Element position data
══════════════════════════════

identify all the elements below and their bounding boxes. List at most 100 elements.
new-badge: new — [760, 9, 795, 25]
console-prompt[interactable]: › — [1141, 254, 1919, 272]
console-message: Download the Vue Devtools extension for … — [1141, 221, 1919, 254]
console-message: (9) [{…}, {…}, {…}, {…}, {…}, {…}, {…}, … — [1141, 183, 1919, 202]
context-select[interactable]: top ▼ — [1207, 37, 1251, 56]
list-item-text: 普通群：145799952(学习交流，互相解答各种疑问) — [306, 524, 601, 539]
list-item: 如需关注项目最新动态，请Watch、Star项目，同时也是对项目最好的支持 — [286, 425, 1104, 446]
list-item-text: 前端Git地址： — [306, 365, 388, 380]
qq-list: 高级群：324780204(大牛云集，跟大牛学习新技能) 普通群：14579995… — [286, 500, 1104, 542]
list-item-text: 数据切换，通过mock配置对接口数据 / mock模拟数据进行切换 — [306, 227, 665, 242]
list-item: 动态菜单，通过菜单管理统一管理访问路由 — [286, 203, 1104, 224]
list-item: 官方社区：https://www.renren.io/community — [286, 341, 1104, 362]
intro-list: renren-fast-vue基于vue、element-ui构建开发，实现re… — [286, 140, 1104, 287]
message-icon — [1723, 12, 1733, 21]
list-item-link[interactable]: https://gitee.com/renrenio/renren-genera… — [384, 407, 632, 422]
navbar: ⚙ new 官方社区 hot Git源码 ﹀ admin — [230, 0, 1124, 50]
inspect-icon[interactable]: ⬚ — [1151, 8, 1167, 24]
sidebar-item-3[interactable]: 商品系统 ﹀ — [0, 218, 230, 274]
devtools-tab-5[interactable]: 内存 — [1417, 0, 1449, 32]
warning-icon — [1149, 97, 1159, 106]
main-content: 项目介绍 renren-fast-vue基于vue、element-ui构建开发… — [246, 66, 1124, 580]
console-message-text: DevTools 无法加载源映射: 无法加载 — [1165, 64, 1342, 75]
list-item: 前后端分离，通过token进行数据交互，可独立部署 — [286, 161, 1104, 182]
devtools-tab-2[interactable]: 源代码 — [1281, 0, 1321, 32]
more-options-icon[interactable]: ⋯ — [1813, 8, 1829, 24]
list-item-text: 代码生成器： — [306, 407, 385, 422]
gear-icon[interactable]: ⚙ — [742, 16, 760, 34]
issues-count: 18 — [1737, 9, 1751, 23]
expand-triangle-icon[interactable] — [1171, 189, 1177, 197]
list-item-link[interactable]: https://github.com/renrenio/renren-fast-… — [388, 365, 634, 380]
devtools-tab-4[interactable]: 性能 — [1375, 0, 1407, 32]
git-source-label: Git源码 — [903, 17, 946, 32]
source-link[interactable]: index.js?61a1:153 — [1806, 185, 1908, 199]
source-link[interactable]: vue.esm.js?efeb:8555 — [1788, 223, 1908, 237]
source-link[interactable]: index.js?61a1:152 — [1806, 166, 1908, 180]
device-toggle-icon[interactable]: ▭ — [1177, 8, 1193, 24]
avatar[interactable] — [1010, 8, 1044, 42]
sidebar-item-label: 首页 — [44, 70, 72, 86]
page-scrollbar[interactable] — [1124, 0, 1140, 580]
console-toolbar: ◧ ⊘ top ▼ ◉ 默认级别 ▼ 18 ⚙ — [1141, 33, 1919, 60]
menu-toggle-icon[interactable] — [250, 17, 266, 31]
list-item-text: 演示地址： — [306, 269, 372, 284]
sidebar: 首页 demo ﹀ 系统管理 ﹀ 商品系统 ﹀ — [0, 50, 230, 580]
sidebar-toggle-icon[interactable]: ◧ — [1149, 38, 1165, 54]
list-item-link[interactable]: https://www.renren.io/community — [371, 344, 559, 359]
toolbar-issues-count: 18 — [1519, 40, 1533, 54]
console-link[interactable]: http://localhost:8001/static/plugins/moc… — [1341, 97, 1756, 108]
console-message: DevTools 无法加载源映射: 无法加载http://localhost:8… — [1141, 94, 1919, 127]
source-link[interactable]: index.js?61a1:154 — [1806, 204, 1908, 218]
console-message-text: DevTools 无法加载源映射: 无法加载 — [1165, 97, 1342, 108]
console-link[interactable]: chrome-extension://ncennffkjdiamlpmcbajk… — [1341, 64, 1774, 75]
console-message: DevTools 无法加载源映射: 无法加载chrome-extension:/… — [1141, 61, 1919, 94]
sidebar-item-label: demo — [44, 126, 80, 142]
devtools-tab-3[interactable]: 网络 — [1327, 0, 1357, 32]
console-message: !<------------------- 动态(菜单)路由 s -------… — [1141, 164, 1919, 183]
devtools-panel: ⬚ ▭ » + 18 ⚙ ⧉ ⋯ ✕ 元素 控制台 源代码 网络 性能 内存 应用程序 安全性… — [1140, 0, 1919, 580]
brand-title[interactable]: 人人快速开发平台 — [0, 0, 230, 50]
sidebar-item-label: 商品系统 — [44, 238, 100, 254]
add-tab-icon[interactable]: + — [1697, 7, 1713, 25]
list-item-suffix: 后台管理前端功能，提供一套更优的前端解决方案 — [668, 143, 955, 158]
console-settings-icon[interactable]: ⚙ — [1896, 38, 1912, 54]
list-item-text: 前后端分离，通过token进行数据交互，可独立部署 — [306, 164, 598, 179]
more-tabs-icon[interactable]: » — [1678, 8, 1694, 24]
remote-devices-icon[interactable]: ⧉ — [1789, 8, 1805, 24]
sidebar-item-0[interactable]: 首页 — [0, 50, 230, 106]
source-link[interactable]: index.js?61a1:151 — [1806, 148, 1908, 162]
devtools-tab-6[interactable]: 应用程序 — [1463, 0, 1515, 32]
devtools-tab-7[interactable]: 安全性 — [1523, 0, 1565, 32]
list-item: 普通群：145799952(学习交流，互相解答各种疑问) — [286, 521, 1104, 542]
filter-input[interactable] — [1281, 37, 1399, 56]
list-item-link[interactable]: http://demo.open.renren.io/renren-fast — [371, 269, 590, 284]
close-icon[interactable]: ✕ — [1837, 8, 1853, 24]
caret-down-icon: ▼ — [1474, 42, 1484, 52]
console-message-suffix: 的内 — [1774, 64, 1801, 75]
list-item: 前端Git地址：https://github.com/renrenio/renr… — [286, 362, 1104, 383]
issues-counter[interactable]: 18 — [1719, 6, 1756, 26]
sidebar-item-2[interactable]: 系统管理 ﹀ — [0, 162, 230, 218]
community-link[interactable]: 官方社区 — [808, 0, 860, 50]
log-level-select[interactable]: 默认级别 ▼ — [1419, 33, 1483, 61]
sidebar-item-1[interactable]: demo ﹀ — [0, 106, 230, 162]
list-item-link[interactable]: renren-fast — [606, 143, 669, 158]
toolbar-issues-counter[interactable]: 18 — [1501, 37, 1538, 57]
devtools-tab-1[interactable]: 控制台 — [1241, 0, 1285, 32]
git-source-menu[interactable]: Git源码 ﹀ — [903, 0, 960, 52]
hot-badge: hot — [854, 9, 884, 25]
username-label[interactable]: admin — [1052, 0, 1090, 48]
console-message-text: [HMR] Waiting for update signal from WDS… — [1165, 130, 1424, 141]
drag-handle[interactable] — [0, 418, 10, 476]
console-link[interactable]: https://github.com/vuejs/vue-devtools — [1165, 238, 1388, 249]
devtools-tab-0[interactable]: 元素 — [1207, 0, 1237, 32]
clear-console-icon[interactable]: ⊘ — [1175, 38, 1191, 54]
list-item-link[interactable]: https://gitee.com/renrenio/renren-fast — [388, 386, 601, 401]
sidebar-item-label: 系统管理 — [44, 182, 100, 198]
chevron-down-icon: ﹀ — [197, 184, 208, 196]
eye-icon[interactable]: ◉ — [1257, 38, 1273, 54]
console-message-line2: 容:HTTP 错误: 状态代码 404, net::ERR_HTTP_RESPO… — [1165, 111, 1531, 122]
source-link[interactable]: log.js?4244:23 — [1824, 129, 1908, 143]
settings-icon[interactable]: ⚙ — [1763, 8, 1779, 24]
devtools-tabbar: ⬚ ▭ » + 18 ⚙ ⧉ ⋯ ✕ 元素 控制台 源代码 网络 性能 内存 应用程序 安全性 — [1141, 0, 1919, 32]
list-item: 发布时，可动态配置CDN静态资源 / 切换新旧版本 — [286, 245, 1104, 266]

══════════════════════════════

Gather every line of the items above that contains the string "fast".

intro-list: renren-fast-vue基于vue、element-ui构建开发，实现re… — [286, 140, 1104, 287]
main-content: 项目介绍 renren-fast-vue基于vue、element-ui构建开发… — [246, 66, 1124, 580]
list-item-link[interactable]: https://github.com/renrenio/renren-fast-… — [388, 365, 634, 380]
list-item-link[interactable]: http://demo.open.renren.io/renren-fast — [371, 269, 590, 284]
list-item-link[interactable]: renren-fast — [606, 143, 669, 158]
list-item-link[interactable]: https://gitee.com/renrenio/renren-fast — [388, 386, 601, 401]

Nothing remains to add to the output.